- Exercise instructions:
Of the lines in these entries, how many contain the string "Network"? Give the number and nothing else.

- Material:
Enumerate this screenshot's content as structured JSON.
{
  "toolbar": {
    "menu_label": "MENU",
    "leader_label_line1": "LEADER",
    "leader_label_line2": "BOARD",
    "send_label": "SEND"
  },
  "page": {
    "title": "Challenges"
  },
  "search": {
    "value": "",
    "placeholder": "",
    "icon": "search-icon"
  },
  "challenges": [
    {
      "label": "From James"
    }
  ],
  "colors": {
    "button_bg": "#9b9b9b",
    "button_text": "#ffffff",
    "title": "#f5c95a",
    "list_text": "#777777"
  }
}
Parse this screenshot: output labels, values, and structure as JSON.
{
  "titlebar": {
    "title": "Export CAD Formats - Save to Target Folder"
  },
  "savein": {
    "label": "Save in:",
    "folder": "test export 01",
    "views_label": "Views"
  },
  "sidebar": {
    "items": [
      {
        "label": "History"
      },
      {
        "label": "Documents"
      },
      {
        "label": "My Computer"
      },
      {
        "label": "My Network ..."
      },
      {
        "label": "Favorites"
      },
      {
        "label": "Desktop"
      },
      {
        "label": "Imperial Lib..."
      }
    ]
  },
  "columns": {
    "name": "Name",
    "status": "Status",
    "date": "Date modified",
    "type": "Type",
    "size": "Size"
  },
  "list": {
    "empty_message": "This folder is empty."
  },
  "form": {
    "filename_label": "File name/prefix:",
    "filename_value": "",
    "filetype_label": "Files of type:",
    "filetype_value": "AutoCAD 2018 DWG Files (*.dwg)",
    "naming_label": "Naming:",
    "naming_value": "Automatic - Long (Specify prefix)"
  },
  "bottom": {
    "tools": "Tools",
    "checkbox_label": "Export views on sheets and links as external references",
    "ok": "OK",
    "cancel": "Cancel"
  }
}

--

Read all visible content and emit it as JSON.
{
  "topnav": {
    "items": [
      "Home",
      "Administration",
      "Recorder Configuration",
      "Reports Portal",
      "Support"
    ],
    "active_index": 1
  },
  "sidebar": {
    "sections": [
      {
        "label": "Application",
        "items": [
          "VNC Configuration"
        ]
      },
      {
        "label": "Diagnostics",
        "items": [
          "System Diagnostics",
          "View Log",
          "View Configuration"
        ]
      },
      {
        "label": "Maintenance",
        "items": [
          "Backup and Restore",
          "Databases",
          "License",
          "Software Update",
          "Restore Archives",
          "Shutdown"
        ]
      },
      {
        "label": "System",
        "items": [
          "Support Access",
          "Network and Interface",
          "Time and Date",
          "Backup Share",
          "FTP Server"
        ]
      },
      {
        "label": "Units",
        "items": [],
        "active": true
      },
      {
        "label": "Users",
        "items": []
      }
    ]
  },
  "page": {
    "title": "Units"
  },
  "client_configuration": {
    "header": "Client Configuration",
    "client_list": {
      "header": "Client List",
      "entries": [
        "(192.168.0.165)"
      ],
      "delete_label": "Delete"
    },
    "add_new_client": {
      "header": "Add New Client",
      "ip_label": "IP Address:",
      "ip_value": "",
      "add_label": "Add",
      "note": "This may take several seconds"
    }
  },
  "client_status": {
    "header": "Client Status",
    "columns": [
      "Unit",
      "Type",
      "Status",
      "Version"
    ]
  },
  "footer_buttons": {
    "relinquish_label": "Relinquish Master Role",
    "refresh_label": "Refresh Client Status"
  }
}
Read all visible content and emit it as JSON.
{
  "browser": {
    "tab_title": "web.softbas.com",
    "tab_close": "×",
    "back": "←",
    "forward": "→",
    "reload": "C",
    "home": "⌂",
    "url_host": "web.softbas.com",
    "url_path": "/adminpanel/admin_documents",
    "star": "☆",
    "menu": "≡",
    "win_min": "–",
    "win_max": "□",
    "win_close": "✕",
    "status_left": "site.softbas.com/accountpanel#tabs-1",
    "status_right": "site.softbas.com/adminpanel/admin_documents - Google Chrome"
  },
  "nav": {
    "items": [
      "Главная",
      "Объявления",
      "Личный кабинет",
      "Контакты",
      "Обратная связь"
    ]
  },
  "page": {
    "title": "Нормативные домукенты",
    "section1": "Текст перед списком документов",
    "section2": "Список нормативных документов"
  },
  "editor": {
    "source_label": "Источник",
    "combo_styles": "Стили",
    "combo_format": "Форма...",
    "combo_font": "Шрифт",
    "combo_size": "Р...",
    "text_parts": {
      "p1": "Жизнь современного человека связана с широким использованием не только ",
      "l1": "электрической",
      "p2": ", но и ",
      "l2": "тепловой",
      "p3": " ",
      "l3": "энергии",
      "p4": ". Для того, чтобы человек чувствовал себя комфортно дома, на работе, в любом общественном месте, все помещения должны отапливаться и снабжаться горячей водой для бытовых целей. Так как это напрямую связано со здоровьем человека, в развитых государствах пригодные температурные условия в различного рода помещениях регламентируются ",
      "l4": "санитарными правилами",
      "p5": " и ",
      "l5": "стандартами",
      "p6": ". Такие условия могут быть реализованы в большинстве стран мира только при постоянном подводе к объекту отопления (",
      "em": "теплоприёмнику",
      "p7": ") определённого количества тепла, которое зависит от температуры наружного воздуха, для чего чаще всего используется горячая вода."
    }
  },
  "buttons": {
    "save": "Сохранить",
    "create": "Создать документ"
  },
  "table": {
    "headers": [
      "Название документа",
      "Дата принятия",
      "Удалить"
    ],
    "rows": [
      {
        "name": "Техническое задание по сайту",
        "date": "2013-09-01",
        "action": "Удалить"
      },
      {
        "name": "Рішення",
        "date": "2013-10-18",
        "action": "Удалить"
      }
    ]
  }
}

- Result:
2